WHAT YOU HAVE TO DO
Your copy of the material must match it exactly, except that pictures are dropped.

Dataset entries
§ §

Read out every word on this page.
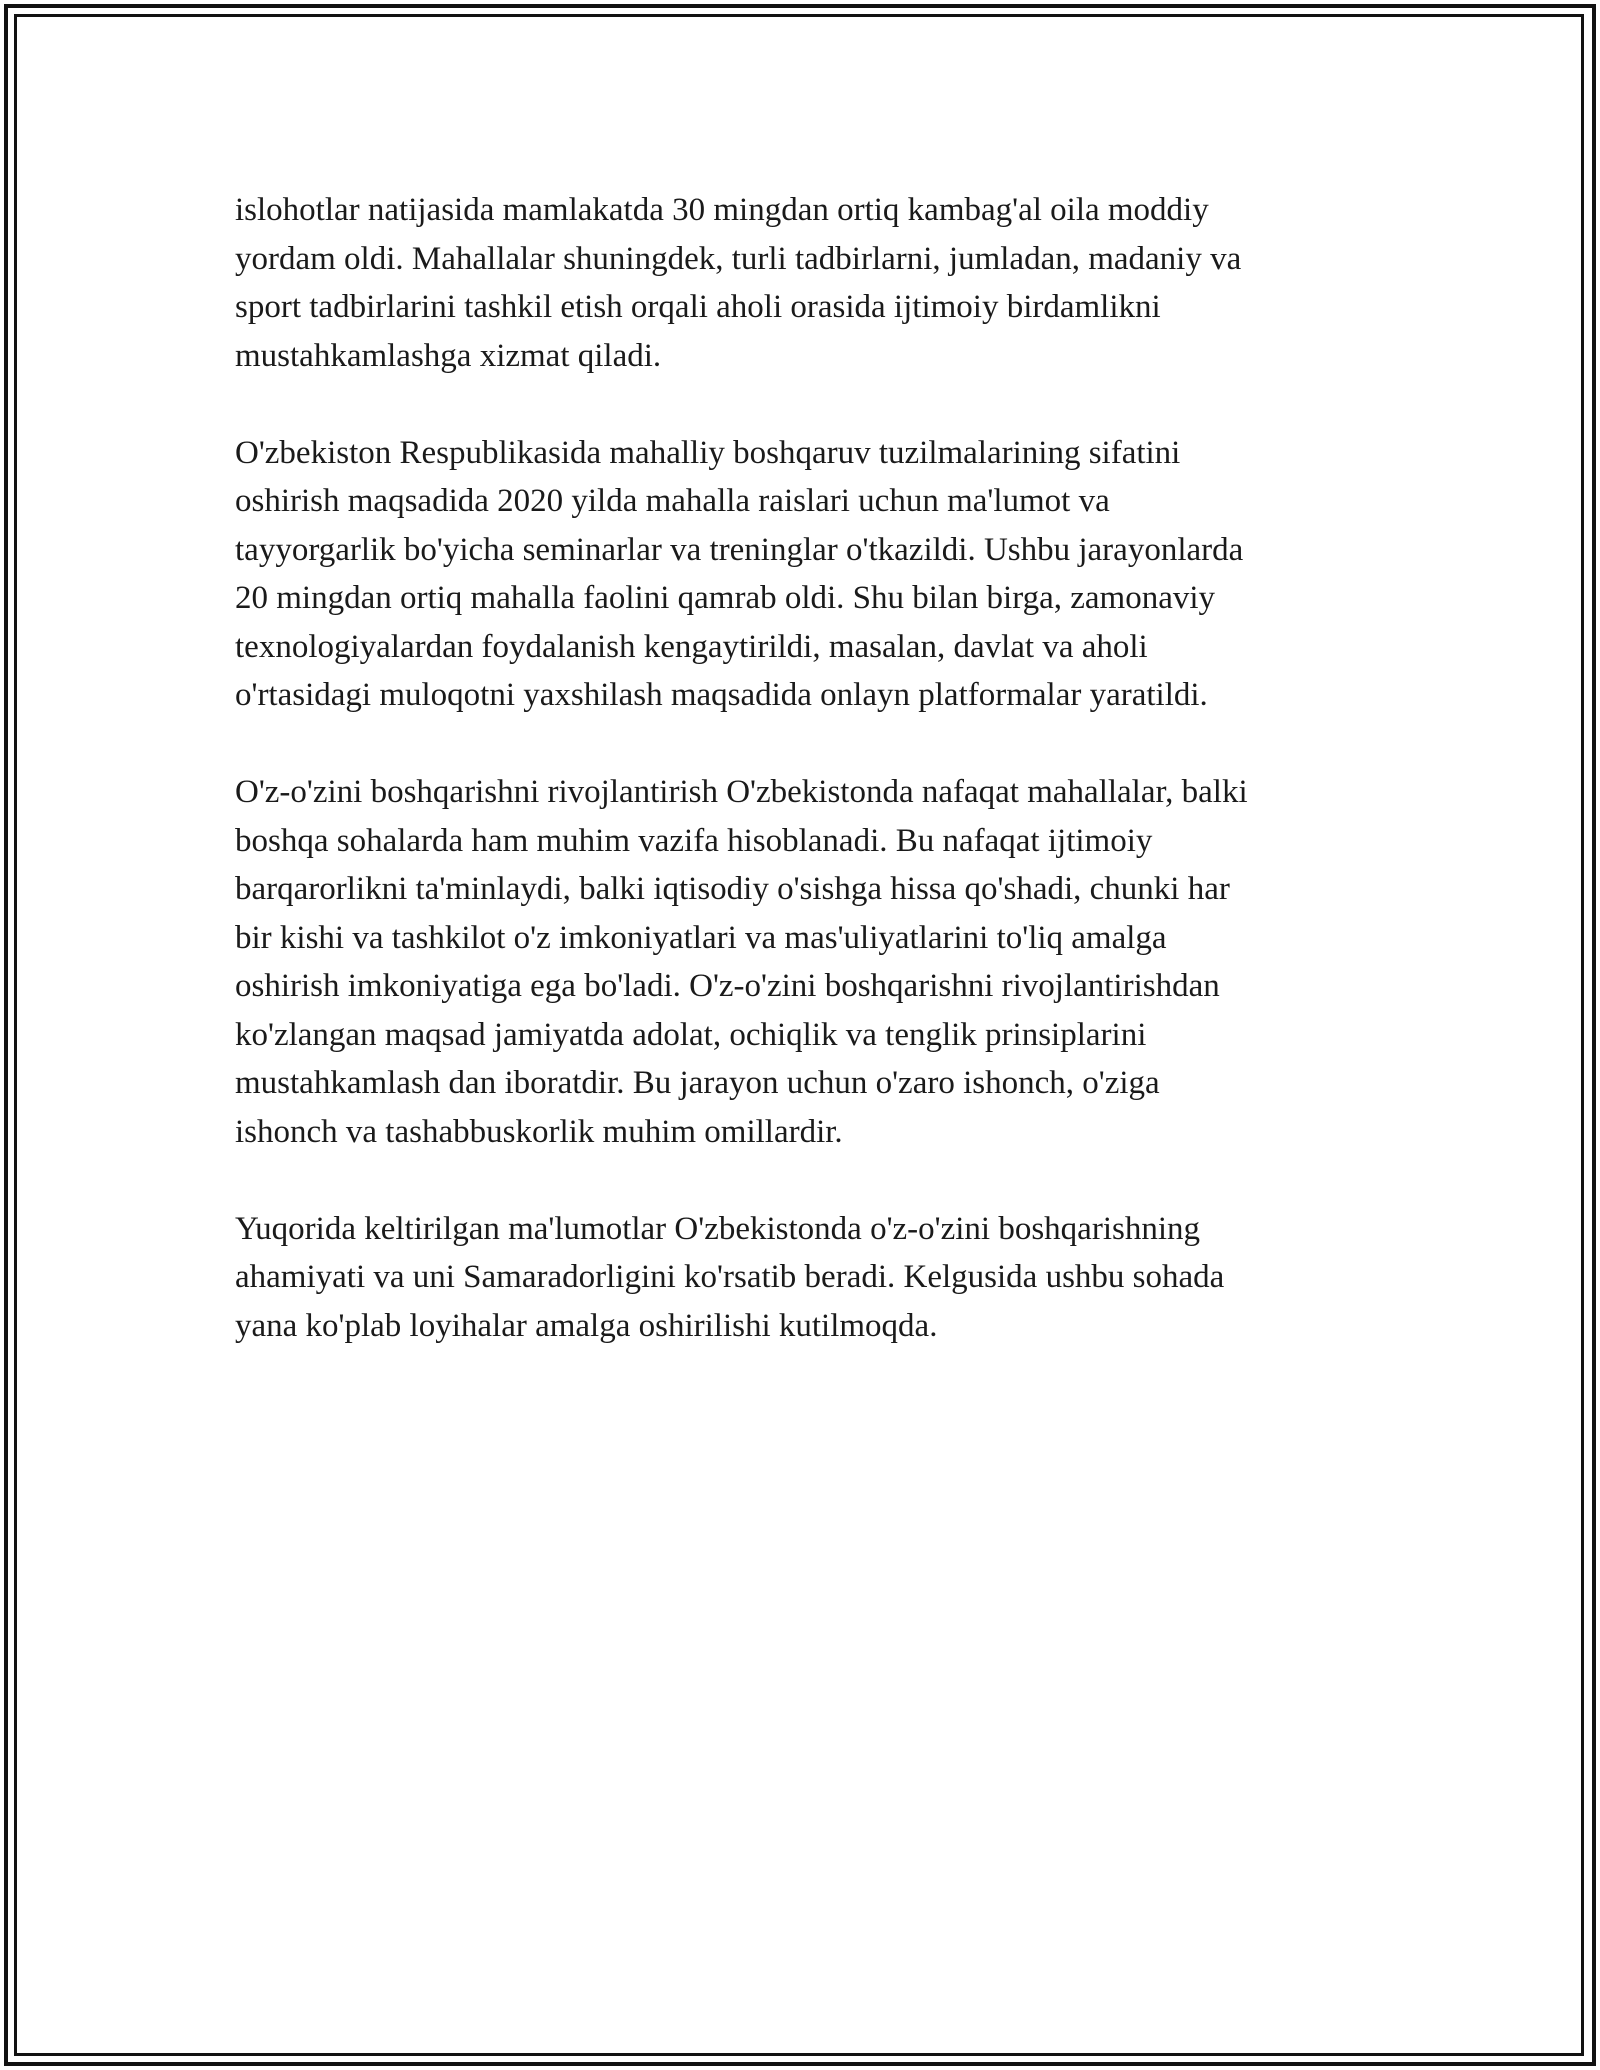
islohotlar natijasida mamlakatda 30 mingdan ortiq kambag'al oila moddiy
yordam oldi. Mahallalar shuningdek, turli tadbirlarni, jumladan, madaniy va
sport tadbirlarini tashkil etish orqali aholi orasida ijtimoiy birdamlikni
mustahkamlashga xizmat qiladi.

O'zbekiston Respublikasida mahalliy boshqaruv tuzilmalarining sifatini
oshirish maqsadida 2020 yilda mahalla raislari uchun ma'lumot va
tayyorgarlik bo'yicha seminarlar va treninglar o'tkazildi. Ushbu jarayonlarda
20 mingdan ortiq mahalla faolini qamrab oldi. Shu bilan birga, zamonaviy
texnologiyalardan foydalanish kengaytirildi, masalan, davlat va aholi
o'rtasidagi muloqotni yaxshilash maqsadida onlayn platformalar yaratildi.

O'z-o'zini boshqarishni rivojlantirish O'zbekistonda nafaqat mahallalar, balki
boshqa sohalarda ham muhim vazifa hisoblanadi. Bu nafaqat ijtimoiy
barqarorlikni ta'minlaydi, balki iqtisodiy o'sishga hissa qo'shadi, chunki har
bir kishi va tashkilot o'z imkoniyatlari va mas'uliyatlarini to'liq amalga
oshirish imkoniyatiga ega bo'ladi. O'z-o'zini boshqarishni rivojlantirishdan
ko'zlangan maqsad jamiyatda adolat, ochiqlik va tenglik prinsiplarini
mustahkamlash dan iboratdir. Bu jarayon uchun o'zaro ishonch, o'ziga
ishonch va tashabbuskorlik muhim omillardir.

Yuqorida keltirilgan ma'lumotlar O'zbekistonda o'z-o'zini boshqarishning
ahamiyati va uni Samaradorligini ko'rsatib beradi. Kelgusida ushbu sohada
yana ko'plab loyihalar amalga oshirilishi kutilmoqda.
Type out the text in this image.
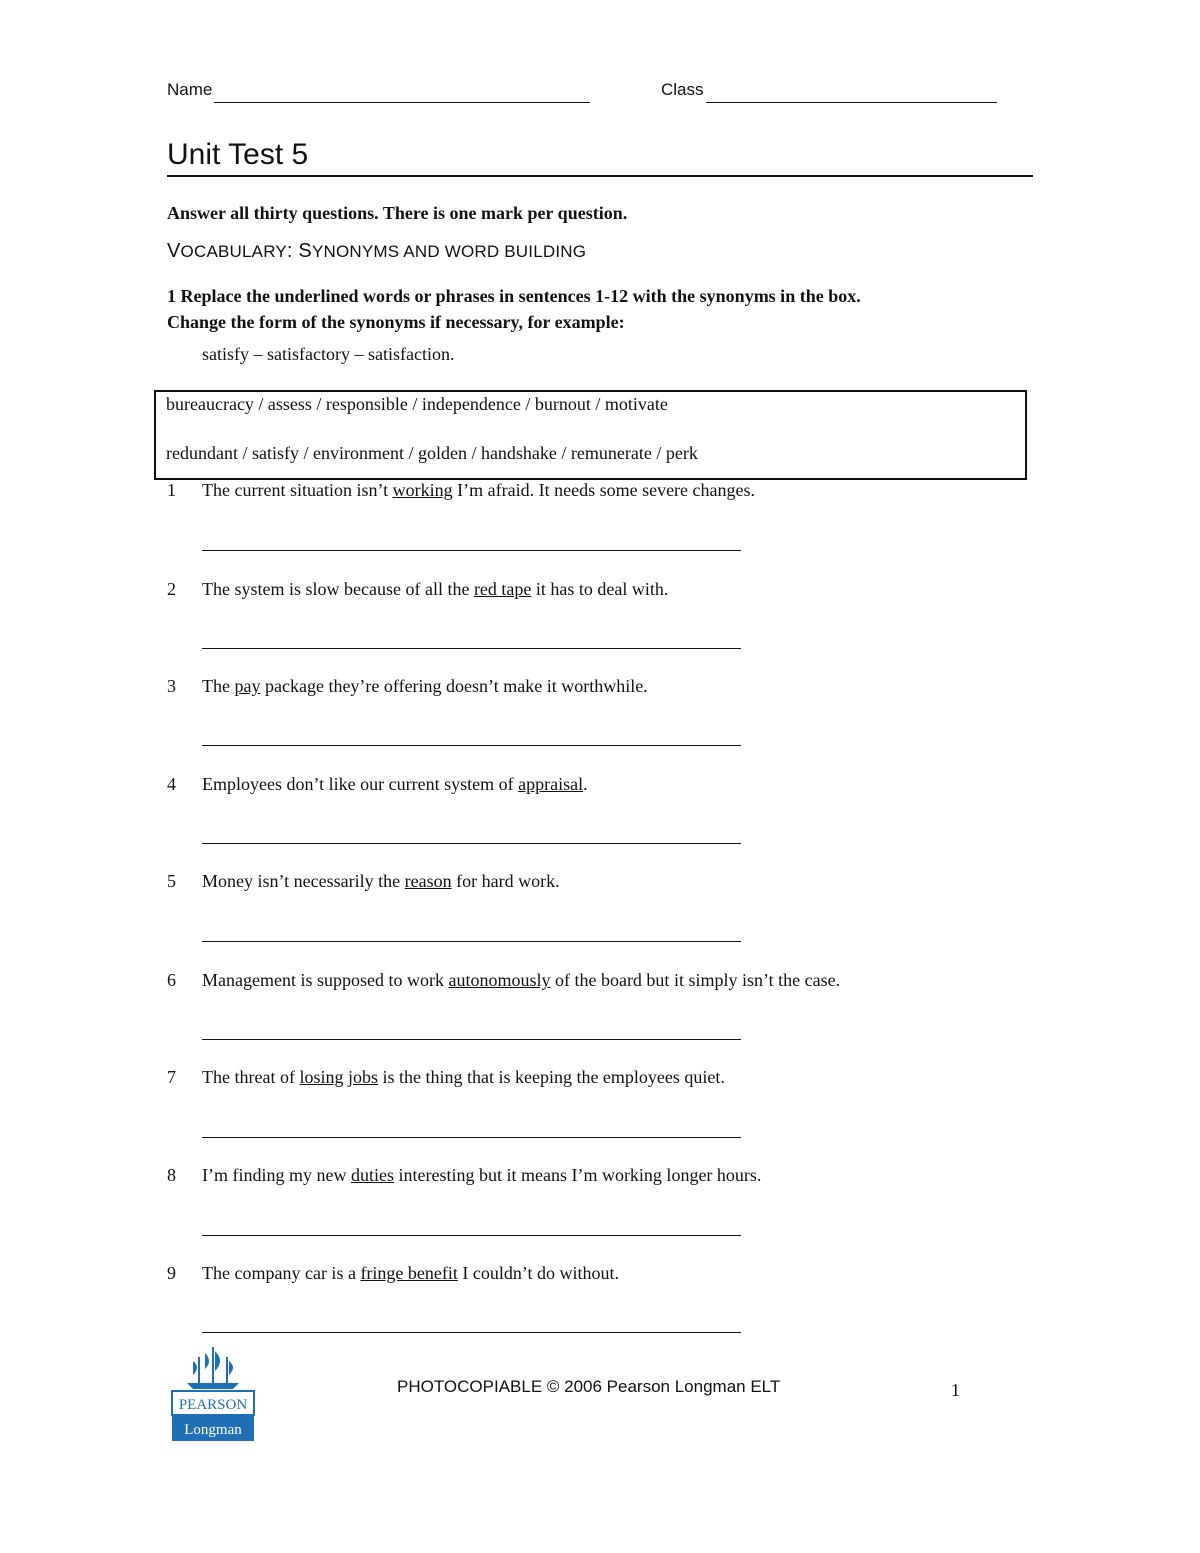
Name	Class
Unit Test 5
Answer all thirty questions. There is one mark per question.
VOCABULARY: SYNONYMS AND WORD BUILDING
1 Replace the underlined words or phrases in sentences 1-12 with the synonyms in the box.
Change the form of the synonyms if necessary, for example:
satisfy – satisfactory – satisfaction.
bureaucracy / assess / responsible / independence / burnout / motivate
redundant / satisfy / environment / golden / handshake / remunerate / perk
1 The current situation isn’t working I’m afraid. It needs some severe changes.
2 The system is slow because of all the red tape it has to deal with.
3 The pay package they’re offering doesn’t make it worthwhile.
4 Employees don’t like our current system of appraisal.
5 Money isn’t necessarily the reason for hard work.
6 Management is supposed to work autonomously of the board but it simply isn’t the case.
7 The threat of losing jobs is the thing that is keeping the employees quiet.
8 I’m finding my new duties interesting but it means I’m working longer hours.
9 The company car is a fringe benefit I couldn’t do without.
PEARSON
Longman
PHOTOCOPIABLE © 2006 Pearson Longman ELT	1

§ §

RESULT OF THIS TASK
Read out every word on this page.
islohotlar natijasida mamlakatda 30 mingdan ortiq kambag'al oila moddiy
yordam oldi. Mahallalar shuningdek, turli tadbirlarni, jumladan, madaniy va
sport tadbirlarini tashkil etish orqali aholi orasida ijtimoiy birdamlikni
mustahkamlashga xizmat qiladi.

O'zbekiston Respublikasida mahalliy boshqaruv tuzilmalarining sifatini
oshirish maqsadida 2020 yilda mahalla raislari uchun ma'lumot va
tayyorgarlik bo'yicha seminarlar va treninglar o'tkazildi. Ushbu jarayonlarda
20 mingdan ortiq mahalla faolini qamrab oldi. Shu bilan birga, zamonaviy
texnologiyalardan foydalanish kengaytirildi, masalan, davlat va aholi
o'rtasidagi muloqotni yaxshilash maqsadida onlayn platformalar yaratildi.

O'z-o'zini boshqarishni rivojlantirish O'zbekistonda nafaqat mahallalar, balki
boshqa sohalarda ham muhim vazifa hisoblanadi. Bu nafaqat ijtimoiy
barqarorlikni ta'minlaydi, balki iqtisodiy o'sishga hissa qo'shadi, chunki har
bir kishi va tashkilot o'z imkoniyatlari va mas'uliyatlarini to'liq amalga
oshirish imkoniyatiga ega bo'ladi. O'z-o'zini boshqarishni rivojlantirishdan
ko'zlangan maqsad jamiyatda adolat, ochiqlik va tenglik prinsiplarini
mustahkamlash dan iboratdir. Bu jarayon uchun o'zaro ishonch, o'ziga
ishonch va tashabbuskorlik muhim omillardir.

Yuqorida keltirilgan ma'lumotlar O'zbekistonda o'z-o'zini boshqarishning
ahamiyati va uni Samaradorligini ko'rsatib beradi. Kelgusida ushbu sohada
yana ko'plab loyihalar amalga oshirilishi kutilmoqda.
Type out the text in this image.
Name	Class
Unit Test 5
Answer all thirty questions. There is one mark per question.
VOCABULARY: SYNONYMS AND WORD BUILDING
1 Replace the underlined words or phrases in sentences 1-12 with the synonyms in the box.
Change the form of the synonyms if necessary, for example:
satisfy – satisfactory – satisfaction.
bureaucracy / assess / responsible / independence / burnout / motivate
redundant / satisfy / environment / golden / handshake / remunerate / perk
1 The current situation isn’t working I’m afraid. It needs some severe changes.
2 The system is slow because of all the red tape it has to deal with.
3 The pay package they’re offering doesn’t make it worthwhile.
4 Employees don’t like our current system of appraisal.
5 Money isn’t necessarily the reason for hard work.
6 Management is supposed to work autonomously of the board but it simply isn’t the case.
7 The threat of losing jobs is the thing that is keeping the employees quiet.
8 I’m finding my new duties interesting but it means I’m working longer hours.
9 The company car is a fringe benefit I couldn’t do without.
PEARSON
Longman
PHOTOCOPIABLE © 2006 Pearson Longman ELT	1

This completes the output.